■ Exercise directions ■
Keep the pictures out of the copy and print all the entries below exactly.

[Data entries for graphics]
..............................
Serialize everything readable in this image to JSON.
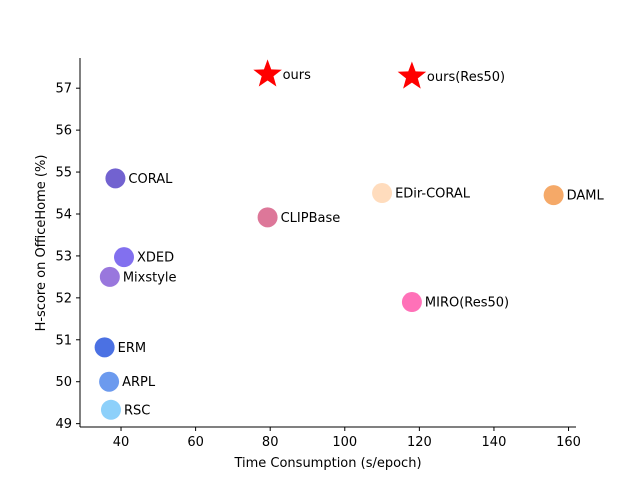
{
  "chart_data": {
    "type": "scatter",
    "title": "",
    "xlabel": "Time Consumption (s/epoch)",
    "ylabel": "H-score on OfficeHome (%)",
    "xlim": [
      29,
      162
    ],
    "ylim": [
      48.92,
      57.72
    ],
    "xticks": [
      40,
      60,
      80,
      100,
      120,
      140,
      160
    ],
    "yticks": [
      49,
      50,
      51,
      52,
      53,
      54,
      55,
      56,
      57
    ],
    "grid": false,
    "legend": "none",
    "points": [
      {
        "label": "ours",
        "x": 79.3,
        "y": 57.33,
        "marker": "star",
        "color": "#ff0000"
      },
      {
        "label": "ours(Res50)",
        "x": 118.0,
        "y": 57.28,
        "marker": "star",
        "color": "#ff0000"
      },
      {
        "label": "CORAL",
        "x": 38.5,
        "y": 54.85,
        "marker": "circle",
        "color": "#6a5acd"
      },
      {
        "label": "EDir-CORAL",
        "x": 110.0,
        "y": 54.5,
        "marker": "circle",
        "color": "#ffdab9"
      },
      {
        "label": "DAML",
        "x": 156.0,
        "y": 54.45,
        "marker": "circle",
        "color": "#f4a460"
      },
      {
        "label": "CLIPBase",
        "x": 79.3,
        "y": 53.92,
        "marker": "circle",
        "color": "#db7093"
      },
      {
        "label": "XDED",
        "x": 40.8,
        "y": 52.97,
        "marker": "circle",
        "color": "#7b68ee"
      },
      {
        "label": "Mixstyle",
        "x": 37.0,
        "y": 52.5,
        "marker": "circle",
        "color": "#9370db"
      },
      {
        "label": "MIRO(Res50)",
        "x": 118.0,
        "y": 51.9,
        "marker": "circle",
        "color": "#ff69b4"
      },
      {
        "label": "ERM",
        "x": 35.6,
        "y": 50.82,
        "marker": "circle",
        "color": "#4169e1"
      },
      {
        "label": "ARPL",
        "x": 36.8,
        "y": 50.0,
        "marker": "circle",
        "color": "#6495ed"
      },
      {
        "label": "RSC",
        "x": 37.3,
        "y": 49.33,
        "marker": "circle",
        "color": "#87cefa"
      }
    ]
  }
}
..............................
■ Expected answer ■
Serialize everything readable in this image to JSON.
{
  "chart_data": {
    "type": "scatter",
    "title": "",
    "xlabel": "Time Consumption (s/epoch)",
    "ylabel": "H-score on OfficeHome (%)",
    "xlim": [
      29,
      162
    ],
    "ylim": [
      48.92,
      57.72
    ],
    "xticks": [
      40,
      60,
      80,
      100,
      120,
      140,
      160
    ],
    "yticks": [
      49,
      50,
      51,
      52,
      53,
      54,
      55,
      56,
      57
    ],
    "grid": false,
    "legend": "none",
    "points": [
      {
        "label": "ours",
        "x": 79.3,
        "y": 57.33,
        "marker": "star",
        "color": "#ff0000"
      },
      {
        "label": "ours(Res50)",
        "x": 118.0,
        "y": 57.28,
        "marker": "star",
        "color": "#ff0000"
      },
      {
        "label": "CORAL",
        "x": 38.5,
        "y": 54.85,
        "marker": "circle",
        "color": "#6a5acd"
      },
      {
        "label": "EDir-CORAL",
        "x": 110.0,
        "y": 54.5,
        "marker": "circle",
        "color": "#ffdab9"
      },
      {
        "label": "DAML",
        "x": 156.0,
        "y": 54.45,
        "marker": "circle",
        "color": "#f4a460"
      },
      {
        "label": "CLIPBase",
        "x": 79.3,
        "y": 53.92,
        "marker": "circle",
        "color": "#db7093"
      },
      {
        "label": "XDED",
        "x": 40.8,
        "y": 52.97,
        "marker": "circle",
        "color": "#7b68ee"
      },
      {
        "label": "Mixstyle",
        "x": 37.0,
        "y": 52.5,
        "marker": "circle",
        "color": "#9370db"
      },
      {
        "label": "MIRO(Res50)",
        "x": 118.0,
        "y": 51.9,
        "marker": "circle",
        "color": "#ff69b4"
      },
      {
        "label": "ERM",
        "x": 35.6,
        "y": 50.82,
        "marker": "circle",
        "color": "#4169e1"
      },
      {
        "label": "ARPL",
        "x": 36.8,
        "y": 50.0,
        "marker": "circle",
        "color": "#6495ed"
      },
      {
        "label": "RSC",
        "x": 37.3,
        "y": 49.33,
        "marker": "circle",
        "color": "#87cefa"
      }
    ]
  }
}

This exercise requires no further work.